══ TASK INPUTS ══
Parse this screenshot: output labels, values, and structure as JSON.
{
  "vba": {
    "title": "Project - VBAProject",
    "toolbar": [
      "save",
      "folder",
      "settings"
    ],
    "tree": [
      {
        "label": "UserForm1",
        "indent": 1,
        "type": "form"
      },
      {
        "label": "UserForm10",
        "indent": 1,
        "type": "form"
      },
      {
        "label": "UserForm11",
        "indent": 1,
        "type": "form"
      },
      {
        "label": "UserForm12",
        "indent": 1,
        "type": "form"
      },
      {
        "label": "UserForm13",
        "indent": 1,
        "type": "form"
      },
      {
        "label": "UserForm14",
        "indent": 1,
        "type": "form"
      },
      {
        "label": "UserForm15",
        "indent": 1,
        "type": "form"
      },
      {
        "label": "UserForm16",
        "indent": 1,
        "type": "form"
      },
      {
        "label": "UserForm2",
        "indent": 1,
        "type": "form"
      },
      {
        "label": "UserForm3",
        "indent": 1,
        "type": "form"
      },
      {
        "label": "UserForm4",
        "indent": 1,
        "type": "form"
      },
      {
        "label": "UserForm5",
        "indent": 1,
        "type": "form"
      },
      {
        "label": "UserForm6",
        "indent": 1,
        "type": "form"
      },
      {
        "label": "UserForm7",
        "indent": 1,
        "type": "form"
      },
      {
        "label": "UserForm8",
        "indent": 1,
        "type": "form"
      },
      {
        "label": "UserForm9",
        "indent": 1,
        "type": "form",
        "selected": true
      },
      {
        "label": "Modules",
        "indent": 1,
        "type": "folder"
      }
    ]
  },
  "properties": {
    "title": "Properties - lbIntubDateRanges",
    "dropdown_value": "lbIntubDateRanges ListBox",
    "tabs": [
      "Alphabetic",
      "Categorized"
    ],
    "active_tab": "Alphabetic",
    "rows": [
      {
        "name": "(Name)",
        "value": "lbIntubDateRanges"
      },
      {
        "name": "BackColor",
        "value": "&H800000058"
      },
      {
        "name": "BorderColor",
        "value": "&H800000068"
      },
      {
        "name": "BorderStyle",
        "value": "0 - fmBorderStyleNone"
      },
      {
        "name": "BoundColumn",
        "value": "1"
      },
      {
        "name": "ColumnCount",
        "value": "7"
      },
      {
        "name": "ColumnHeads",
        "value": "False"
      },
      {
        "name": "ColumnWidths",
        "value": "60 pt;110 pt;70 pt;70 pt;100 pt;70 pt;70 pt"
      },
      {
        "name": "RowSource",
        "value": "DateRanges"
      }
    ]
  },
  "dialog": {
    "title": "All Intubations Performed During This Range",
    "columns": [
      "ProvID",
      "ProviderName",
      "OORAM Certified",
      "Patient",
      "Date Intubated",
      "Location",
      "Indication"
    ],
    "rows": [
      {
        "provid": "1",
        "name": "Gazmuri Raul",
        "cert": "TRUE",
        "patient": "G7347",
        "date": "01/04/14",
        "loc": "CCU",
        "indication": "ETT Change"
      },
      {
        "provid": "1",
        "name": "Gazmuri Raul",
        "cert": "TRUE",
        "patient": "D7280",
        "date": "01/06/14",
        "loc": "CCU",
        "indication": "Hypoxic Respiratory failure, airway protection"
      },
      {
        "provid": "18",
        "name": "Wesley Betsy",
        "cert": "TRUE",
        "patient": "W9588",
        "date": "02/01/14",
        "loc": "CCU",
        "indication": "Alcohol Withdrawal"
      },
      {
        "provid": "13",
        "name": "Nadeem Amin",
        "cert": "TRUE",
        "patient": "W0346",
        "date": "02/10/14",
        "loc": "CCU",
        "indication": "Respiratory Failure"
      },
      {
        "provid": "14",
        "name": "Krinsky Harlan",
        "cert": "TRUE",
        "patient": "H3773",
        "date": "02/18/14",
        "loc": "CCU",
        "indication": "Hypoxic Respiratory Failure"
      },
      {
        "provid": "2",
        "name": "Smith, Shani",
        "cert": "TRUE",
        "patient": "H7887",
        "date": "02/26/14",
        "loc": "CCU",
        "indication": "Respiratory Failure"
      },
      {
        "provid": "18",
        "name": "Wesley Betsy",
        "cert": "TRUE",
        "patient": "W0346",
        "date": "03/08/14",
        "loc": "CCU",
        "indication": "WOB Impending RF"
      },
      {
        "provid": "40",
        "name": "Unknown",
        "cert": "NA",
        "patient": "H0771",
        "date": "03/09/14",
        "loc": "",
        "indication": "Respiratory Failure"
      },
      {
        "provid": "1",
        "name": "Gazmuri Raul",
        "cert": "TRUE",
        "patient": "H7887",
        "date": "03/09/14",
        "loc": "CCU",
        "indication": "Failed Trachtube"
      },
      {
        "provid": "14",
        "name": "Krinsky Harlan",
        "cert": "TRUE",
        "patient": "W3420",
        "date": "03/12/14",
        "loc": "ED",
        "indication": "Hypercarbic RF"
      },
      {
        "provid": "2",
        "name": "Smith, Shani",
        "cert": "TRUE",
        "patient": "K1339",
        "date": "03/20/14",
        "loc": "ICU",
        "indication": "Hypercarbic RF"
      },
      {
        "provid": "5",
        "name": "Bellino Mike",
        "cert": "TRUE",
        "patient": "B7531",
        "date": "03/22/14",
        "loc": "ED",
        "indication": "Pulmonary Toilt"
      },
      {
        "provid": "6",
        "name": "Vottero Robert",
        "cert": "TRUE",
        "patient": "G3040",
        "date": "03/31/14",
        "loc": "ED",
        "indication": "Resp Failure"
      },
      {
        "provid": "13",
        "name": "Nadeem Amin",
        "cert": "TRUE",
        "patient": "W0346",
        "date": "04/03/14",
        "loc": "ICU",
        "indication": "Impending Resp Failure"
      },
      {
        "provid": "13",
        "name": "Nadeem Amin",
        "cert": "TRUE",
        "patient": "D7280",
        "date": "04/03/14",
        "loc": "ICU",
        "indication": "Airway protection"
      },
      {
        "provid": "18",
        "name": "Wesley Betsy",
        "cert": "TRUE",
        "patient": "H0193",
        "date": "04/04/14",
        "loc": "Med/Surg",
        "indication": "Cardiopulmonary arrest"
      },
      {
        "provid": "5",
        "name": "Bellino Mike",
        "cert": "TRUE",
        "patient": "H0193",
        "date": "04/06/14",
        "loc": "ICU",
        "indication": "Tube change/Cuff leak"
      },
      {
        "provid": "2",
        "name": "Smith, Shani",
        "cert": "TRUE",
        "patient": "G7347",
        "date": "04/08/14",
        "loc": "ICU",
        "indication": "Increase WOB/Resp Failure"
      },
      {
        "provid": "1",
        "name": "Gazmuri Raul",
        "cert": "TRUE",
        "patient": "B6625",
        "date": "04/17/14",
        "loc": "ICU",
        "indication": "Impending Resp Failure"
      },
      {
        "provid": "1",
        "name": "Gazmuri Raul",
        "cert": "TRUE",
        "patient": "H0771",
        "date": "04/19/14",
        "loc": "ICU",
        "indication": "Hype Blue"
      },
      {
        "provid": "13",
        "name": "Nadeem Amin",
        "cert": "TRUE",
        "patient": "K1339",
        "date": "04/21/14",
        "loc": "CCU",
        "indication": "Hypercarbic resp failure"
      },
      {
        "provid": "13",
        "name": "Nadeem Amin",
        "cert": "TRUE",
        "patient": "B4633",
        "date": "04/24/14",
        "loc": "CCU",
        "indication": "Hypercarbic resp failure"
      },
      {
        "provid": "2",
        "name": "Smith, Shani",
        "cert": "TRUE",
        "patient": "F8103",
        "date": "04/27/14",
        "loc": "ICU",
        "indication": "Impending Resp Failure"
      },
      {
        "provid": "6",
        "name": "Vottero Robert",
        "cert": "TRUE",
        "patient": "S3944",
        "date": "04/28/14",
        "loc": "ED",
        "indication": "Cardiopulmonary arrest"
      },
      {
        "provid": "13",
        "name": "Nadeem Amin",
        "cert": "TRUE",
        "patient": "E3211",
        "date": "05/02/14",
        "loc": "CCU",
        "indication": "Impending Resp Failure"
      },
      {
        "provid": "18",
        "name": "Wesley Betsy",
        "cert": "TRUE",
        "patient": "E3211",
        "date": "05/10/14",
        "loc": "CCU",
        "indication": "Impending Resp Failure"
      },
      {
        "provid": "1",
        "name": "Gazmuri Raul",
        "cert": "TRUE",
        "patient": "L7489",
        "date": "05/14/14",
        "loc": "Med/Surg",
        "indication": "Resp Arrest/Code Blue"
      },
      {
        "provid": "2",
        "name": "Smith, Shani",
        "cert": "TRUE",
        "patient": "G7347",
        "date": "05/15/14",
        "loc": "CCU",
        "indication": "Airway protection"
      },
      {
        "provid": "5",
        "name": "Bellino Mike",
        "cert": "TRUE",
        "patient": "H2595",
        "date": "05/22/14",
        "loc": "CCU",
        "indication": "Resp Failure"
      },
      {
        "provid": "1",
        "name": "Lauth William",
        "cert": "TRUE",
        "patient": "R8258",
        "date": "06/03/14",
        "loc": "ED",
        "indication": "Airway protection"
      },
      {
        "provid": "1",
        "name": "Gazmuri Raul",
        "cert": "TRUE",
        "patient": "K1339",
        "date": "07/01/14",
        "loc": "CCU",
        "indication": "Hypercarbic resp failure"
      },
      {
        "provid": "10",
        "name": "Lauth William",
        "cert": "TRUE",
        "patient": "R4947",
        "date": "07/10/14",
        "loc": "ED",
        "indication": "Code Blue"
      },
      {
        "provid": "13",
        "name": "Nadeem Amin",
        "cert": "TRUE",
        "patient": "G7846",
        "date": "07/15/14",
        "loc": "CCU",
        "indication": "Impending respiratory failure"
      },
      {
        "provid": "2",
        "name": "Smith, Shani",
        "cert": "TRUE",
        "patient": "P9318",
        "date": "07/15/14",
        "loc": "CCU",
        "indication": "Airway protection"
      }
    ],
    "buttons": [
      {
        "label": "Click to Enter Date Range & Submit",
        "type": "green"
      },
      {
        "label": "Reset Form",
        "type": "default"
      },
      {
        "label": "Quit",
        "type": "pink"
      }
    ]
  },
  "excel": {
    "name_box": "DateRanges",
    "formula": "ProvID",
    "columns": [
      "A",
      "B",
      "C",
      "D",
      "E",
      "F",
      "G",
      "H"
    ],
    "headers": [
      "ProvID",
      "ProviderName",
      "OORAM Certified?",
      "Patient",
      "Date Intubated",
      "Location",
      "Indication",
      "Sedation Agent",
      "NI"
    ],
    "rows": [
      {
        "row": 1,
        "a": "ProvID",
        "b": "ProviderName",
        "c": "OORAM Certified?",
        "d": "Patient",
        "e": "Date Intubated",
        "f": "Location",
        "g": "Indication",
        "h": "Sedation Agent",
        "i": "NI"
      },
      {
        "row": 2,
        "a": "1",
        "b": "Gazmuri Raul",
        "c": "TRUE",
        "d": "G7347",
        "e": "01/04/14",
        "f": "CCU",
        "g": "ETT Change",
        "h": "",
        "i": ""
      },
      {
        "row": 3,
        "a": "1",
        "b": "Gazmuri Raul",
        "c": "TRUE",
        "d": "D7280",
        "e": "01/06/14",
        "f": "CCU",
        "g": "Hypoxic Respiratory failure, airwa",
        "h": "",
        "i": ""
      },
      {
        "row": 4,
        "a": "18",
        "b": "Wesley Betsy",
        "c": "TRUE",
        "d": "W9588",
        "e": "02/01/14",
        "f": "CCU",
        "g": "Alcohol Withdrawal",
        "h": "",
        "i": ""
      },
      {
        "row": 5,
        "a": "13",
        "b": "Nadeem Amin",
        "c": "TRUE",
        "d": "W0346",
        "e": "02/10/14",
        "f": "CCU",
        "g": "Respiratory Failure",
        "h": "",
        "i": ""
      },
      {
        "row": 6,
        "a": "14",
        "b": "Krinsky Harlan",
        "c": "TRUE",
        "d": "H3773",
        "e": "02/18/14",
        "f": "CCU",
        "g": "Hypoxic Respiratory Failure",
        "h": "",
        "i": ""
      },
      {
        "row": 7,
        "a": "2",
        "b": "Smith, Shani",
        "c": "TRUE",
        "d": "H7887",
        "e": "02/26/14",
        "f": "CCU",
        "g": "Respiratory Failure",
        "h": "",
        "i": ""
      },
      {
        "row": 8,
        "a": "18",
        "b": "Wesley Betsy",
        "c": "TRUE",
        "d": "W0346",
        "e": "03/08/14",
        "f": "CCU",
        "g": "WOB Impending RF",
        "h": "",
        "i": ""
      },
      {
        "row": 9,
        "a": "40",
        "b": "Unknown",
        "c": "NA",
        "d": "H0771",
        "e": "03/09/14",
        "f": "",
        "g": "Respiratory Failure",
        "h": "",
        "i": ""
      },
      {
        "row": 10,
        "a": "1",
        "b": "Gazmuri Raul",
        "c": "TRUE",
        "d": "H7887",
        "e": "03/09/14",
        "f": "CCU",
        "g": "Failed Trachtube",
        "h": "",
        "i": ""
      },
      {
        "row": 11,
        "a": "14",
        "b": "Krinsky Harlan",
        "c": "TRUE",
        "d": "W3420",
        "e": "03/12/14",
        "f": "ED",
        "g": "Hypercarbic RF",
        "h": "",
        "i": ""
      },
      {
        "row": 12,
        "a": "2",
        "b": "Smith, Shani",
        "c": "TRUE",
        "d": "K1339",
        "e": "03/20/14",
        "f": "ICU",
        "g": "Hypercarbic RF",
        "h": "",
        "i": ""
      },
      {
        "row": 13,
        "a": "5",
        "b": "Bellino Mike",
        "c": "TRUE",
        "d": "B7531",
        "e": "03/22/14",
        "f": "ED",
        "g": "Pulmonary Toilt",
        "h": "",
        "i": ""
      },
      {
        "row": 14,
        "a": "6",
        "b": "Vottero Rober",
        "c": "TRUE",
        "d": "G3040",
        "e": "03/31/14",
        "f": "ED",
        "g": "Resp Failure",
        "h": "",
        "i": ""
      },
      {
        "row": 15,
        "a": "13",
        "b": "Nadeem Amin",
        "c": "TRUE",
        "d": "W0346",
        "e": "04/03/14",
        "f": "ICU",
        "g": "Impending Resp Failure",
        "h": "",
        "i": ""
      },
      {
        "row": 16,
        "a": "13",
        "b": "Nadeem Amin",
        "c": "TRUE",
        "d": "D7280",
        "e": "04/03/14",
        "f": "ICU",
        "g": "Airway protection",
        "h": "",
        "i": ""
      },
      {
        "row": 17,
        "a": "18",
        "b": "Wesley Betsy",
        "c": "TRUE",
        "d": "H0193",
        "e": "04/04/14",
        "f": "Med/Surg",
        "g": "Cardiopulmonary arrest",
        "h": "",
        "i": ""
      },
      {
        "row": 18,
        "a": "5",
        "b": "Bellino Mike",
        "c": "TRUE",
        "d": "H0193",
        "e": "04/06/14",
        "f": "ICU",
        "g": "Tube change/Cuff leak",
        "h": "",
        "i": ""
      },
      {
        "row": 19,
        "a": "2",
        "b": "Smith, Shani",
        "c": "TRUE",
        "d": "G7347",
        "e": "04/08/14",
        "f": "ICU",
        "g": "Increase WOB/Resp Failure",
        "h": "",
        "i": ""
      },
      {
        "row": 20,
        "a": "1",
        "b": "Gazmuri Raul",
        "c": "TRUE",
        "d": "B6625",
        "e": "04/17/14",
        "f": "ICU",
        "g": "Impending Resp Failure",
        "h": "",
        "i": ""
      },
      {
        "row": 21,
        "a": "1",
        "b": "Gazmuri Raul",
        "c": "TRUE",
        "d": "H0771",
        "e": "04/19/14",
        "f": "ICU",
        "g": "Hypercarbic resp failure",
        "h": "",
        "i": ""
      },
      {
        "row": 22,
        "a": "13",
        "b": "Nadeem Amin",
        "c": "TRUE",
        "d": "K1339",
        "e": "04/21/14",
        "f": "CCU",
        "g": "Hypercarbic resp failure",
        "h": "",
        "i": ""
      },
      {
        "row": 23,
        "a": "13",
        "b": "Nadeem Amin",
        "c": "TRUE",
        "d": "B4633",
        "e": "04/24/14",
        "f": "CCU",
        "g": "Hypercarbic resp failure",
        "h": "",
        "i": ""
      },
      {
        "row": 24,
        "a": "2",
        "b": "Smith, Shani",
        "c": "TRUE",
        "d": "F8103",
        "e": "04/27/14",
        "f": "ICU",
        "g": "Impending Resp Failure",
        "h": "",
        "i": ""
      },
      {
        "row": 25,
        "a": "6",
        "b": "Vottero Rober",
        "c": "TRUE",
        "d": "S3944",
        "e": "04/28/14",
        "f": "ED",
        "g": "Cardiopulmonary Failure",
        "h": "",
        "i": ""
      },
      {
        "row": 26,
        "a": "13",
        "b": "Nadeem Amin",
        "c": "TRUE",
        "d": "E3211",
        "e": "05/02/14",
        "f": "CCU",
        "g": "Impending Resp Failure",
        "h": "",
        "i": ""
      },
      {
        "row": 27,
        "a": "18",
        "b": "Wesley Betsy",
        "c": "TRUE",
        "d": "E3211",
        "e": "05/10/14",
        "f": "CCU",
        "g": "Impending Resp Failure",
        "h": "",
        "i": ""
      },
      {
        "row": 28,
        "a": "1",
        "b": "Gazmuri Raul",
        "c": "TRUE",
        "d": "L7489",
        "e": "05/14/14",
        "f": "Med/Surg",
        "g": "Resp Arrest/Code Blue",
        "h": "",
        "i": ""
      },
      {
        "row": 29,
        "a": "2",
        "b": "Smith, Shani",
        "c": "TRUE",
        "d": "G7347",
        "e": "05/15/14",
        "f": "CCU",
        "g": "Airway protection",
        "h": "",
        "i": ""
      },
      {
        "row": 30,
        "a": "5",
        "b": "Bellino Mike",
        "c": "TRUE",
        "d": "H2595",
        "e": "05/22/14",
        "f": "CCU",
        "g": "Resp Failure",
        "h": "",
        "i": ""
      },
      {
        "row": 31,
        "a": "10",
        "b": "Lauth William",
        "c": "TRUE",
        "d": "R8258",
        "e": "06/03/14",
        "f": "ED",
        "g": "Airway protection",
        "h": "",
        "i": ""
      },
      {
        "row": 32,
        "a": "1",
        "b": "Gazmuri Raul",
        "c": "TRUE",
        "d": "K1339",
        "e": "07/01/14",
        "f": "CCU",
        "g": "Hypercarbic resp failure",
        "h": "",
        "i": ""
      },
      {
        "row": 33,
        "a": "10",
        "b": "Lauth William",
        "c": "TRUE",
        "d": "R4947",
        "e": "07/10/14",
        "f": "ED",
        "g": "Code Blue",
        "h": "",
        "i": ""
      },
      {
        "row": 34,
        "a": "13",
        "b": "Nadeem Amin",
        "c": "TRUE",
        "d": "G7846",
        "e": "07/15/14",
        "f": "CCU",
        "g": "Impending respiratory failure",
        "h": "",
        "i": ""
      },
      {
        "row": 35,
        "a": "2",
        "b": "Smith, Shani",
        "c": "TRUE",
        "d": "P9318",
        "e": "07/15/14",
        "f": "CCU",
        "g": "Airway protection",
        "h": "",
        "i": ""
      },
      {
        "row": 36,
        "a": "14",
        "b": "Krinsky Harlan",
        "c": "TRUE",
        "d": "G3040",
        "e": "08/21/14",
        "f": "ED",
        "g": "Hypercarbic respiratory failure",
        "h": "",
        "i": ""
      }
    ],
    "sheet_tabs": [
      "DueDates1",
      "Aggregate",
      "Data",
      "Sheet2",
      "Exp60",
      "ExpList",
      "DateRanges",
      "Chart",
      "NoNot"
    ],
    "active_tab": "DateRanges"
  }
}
═══
§ GIVEN PROBLEM:
Tally the lines above containing "leak". Answer with the count only.

§ SOLUTION TO THIS TASK:
2